[Saved data entries]
* * * * * * * * *
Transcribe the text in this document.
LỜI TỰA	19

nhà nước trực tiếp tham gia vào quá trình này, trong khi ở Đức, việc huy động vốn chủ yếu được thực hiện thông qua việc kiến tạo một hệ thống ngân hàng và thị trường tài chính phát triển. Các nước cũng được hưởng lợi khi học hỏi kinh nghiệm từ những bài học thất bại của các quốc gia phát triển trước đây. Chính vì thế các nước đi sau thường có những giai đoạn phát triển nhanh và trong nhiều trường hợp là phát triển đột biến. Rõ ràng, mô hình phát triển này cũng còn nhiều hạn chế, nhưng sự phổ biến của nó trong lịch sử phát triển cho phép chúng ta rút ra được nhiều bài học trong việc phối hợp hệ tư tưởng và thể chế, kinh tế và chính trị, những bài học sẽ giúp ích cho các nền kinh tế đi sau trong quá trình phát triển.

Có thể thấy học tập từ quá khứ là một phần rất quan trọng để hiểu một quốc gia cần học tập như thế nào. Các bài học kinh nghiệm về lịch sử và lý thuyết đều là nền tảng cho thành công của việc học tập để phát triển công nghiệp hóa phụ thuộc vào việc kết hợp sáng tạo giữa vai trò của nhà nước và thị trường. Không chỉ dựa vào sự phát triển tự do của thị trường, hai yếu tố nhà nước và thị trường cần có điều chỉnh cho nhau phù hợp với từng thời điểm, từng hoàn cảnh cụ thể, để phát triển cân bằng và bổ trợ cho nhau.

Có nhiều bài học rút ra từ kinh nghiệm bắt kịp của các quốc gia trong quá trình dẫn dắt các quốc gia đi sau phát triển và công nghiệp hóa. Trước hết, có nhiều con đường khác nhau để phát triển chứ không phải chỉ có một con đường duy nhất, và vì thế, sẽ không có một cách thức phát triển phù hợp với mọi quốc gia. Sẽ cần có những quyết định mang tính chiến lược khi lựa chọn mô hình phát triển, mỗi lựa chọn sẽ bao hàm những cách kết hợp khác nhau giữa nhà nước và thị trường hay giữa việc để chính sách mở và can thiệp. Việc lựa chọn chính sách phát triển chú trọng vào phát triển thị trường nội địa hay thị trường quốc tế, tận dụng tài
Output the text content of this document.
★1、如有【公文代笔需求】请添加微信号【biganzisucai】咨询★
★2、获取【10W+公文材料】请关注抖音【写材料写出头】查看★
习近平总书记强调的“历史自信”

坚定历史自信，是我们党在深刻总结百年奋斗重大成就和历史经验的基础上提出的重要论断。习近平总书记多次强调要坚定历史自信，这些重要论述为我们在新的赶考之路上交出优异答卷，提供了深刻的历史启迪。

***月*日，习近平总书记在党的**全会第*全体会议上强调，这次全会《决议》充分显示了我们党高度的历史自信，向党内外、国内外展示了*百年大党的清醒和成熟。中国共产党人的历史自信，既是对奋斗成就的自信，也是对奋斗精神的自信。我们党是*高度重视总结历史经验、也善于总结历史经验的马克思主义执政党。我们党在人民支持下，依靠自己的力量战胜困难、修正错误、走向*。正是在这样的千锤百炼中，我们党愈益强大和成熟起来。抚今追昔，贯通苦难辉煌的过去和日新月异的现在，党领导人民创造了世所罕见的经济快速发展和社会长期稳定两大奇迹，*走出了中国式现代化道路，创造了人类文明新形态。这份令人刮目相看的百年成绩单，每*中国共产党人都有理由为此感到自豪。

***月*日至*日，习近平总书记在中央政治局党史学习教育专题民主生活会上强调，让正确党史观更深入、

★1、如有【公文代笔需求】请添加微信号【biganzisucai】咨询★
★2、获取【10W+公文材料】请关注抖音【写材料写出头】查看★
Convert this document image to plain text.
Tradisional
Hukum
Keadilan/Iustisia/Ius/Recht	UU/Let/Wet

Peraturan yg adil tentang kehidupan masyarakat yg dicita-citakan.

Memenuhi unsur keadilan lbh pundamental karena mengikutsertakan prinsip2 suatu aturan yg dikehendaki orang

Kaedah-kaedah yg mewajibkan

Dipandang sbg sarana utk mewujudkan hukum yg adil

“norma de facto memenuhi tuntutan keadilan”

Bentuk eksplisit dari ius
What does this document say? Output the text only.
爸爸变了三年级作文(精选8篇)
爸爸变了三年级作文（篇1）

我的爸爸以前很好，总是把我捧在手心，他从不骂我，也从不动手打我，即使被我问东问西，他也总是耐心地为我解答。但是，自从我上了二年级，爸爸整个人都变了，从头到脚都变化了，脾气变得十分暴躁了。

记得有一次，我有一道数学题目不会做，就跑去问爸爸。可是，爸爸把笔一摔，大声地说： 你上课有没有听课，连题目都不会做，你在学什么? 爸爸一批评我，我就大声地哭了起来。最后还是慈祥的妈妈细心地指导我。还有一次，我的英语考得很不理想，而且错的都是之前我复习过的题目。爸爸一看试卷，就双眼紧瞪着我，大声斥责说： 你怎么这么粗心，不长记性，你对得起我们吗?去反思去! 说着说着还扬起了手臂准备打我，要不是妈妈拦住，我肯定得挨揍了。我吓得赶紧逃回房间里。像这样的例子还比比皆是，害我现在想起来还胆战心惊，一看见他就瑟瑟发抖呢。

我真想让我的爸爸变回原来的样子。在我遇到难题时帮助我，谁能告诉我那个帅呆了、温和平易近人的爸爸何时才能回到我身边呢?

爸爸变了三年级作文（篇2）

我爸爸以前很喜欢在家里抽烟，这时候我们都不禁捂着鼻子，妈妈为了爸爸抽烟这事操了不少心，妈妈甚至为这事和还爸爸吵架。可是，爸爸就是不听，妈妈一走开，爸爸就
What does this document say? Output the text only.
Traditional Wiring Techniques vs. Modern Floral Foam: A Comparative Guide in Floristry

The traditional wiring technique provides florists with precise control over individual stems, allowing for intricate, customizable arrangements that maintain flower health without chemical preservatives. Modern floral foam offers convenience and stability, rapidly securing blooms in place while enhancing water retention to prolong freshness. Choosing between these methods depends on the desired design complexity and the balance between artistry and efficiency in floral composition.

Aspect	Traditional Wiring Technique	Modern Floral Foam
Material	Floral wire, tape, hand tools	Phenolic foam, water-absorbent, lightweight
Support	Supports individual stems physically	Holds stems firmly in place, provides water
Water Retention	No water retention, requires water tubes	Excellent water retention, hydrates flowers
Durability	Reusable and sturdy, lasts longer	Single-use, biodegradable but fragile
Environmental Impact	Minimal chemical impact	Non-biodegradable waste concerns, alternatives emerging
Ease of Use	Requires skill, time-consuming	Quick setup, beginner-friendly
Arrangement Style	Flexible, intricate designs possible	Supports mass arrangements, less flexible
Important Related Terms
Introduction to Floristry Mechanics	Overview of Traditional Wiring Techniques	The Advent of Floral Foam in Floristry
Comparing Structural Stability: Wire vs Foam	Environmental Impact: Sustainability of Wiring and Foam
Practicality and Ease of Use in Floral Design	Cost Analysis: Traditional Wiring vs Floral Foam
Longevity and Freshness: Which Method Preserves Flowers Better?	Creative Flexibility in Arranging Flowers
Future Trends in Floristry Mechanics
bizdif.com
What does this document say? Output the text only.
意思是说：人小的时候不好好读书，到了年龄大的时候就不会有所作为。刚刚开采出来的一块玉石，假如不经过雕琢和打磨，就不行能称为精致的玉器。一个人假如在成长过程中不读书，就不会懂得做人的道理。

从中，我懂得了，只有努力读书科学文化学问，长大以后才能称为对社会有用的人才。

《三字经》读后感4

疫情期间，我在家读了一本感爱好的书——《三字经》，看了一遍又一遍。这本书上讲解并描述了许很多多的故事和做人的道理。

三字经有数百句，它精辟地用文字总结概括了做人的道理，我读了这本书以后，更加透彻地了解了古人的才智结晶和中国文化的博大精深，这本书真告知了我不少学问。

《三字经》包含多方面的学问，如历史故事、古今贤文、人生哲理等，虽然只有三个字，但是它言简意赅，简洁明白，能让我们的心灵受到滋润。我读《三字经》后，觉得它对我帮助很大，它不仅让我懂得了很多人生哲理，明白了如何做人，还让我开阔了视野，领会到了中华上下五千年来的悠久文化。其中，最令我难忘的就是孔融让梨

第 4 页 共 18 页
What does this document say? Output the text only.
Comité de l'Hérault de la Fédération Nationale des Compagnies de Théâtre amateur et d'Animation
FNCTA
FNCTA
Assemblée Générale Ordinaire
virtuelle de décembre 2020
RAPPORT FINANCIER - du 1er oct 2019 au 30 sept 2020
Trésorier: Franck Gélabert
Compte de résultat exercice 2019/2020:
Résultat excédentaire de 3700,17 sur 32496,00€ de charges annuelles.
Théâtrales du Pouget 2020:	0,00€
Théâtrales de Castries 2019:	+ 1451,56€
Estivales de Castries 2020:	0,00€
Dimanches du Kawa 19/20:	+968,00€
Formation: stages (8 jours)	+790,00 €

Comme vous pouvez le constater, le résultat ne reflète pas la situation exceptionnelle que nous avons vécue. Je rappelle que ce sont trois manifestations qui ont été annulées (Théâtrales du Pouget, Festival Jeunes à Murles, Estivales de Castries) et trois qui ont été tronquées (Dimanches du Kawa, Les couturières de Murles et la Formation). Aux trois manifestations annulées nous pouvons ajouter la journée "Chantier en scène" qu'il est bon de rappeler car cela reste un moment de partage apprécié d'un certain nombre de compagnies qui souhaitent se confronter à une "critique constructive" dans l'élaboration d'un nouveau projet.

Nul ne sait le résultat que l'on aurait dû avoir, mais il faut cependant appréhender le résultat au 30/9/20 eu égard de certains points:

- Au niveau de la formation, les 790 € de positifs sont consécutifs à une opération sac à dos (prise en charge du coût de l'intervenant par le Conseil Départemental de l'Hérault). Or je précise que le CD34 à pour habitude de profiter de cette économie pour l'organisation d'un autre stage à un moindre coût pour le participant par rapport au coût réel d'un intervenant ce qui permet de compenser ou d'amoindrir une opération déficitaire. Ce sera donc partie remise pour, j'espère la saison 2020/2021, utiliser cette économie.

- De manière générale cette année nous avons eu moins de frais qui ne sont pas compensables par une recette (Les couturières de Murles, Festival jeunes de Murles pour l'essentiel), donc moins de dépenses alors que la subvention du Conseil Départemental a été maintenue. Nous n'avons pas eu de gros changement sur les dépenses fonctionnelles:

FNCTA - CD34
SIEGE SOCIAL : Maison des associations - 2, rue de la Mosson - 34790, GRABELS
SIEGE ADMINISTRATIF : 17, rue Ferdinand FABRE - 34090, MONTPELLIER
* * * * * * * * *
=== REQUIRED WORK ===
Return from the data every line that holds "Environmental".

=== THE RESPONSE ===
Environmental Impact	Minimal chemical impact	Non-biodegradable waste concerns, alternatives emerging
Comparing Structural Stability: Wire vs Foam	Environmental Impact: Sustainability of Wiring and Foam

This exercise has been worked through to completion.